- TASK INSTRUCTIONS: Where a line below holds the string "title", copy that line.
++++ ROWS ++++
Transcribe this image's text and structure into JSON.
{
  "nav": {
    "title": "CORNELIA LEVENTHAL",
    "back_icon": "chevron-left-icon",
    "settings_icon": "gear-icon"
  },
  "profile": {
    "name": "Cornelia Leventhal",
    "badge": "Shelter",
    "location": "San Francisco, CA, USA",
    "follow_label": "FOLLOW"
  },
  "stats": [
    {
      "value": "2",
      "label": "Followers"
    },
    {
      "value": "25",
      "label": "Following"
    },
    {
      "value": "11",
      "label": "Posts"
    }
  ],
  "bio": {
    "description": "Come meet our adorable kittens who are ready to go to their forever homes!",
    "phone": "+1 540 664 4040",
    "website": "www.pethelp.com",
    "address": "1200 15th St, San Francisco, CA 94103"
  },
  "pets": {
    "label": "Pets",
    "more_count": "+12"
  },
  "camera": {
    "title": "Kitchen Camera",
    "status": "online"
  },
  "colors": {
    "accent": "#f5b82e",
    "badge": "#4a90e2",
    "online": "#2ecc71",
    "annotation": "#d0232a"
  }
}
++++
- SOLUTION:
    "title": "CORNELIA LEVENTHAL",
    "title": "Kitchen Camera",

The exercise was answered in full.